About this exercise |
Go through the entries and copy every line that has the string "sont" in it.

Records from a data collection
──────────────────────────────
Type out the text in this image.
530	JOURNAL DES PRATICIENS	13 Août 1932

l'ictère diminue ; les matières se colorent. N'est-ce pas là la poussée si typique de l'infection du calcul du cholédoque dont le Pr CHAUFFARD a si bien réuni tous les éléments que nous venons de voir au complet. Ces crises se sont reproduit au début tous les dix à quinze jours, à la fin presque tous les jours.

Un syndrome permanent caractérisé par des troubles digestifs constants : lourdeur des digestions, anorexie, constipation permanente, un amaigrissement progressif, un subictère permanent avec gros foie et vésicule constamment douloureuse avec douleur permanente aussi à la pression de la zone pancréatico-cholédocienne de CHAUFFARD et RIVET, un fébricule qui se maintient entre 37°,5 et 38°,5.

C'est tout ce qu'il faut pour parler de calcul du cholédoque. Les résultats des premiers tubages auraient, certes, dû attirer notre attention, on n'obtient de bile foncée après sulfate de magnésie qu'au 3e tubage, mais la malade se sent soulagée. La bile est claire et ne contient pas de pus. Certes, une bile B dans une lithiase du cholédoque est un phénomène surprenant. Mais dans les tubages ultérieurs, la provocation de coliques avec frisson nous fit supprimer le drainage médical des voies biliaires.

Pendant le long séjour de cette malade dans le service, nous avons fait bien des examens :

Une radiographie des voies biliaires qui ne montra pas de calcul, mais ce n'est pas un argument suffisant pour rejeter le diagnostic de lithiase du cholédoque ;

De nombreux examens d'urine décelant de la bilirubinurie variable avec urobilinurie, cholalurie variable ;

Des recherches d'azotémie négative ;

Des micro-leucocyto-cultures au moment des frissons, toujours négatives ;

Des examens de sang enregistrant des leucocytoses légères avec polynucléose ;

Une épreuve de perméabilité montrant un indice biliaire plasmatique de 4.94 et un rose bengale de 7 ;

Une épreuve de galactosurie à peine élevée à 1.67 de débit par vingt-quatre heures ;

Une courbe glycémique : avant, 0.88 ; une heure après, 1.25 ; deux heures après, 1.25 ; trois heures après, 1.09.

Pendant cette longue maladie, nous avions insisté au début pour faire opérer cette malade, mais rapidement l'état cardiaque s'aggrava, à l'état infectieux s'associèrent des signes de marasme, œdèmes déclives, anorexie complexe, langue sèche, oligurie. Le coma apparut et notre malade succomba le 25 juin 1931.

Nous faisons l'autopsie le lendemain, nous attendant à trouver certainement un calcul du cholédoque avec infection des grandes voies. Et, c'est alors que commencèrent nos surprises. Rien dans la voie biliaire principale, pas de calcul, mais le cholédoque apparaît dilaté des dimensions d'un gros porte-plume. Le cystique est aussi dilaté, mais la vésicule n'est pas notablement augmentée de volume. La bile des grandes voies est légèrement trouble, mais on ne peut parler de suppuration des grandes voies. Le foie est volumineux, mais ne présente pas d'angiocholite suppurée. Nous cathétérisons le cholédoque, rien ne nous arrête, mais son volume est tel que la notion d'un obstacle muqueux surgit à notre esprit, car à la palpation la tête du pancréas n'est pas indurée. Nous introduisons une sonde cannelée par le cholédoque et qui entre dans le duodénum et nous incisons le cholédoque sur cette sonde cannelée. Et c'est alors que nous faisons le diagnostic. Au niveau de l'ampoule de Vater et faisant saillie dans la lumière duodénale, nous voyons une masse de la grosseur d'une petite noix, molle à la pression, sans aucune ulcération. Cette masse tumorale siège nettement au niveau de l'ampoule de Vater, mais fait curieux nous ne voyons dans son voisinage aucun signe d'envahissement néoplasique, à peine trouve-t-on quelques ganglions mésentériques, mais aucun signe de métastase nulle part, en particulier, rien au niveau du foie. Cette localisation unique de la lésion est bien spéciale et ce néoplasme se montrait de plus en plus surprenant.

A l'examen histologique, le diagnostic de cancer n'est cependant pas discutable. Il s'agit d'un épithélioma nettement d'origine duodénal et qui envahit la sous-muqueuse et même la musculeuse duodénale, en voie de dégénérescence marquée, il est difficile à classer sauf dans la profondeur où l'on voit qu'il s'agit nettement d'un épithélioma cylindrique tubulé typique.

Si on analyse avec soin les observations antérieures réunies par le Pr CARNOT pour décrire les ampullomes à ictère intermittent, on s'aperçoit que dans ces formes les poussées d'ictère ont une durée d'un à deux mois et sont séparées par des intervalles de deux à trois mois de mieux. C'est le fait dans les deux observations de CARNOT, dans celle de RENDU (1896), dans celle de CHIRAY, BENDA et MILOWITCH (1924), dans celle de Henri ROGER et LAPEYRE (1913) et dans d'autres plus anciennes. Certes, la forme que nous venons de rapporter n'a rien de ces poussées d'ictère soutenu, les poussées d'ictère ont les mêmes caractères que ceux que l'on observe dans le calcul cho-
──────────────────────────────
Solution |
l'ictère diminue ; les matières se colorent. N'est-ce pas là la poussée si typique de l'infection du calcul du cholédoque dont le Pr CHAUFFARD a si bien réuni tous les éléments que nous venons de voir au complet. Ces crises se sont reproduit au début tous les dix à quinze jours, à la fin presque tous les jours.
Si on analyse avec soin les observations antérieures réunies par le Pr CARNOT pour décrire les ampullomes à ictère intermittent, on s'aperçoit que dans ces formes les poussées d'ictère ont une durée d'un à deux mois et sont séparées par des intervalles de deux à trois mois de mieux. C'est le fait dans les deux observations de CARNOT, dans celle de RENDU (1896), dans celle de CHIRAY, BENDA et MILOWITCH (1924), dans celle de Henri ROGER et LAPEYRE (1913) et dans d'autres plus anciennes. Certes, la forme que nous venons de rapporter n'a rien de ces poussées d'ictère soutenu, les poussées d'ictère ont les mêmes caractères que ceux que l'on observe dans le calcul cho-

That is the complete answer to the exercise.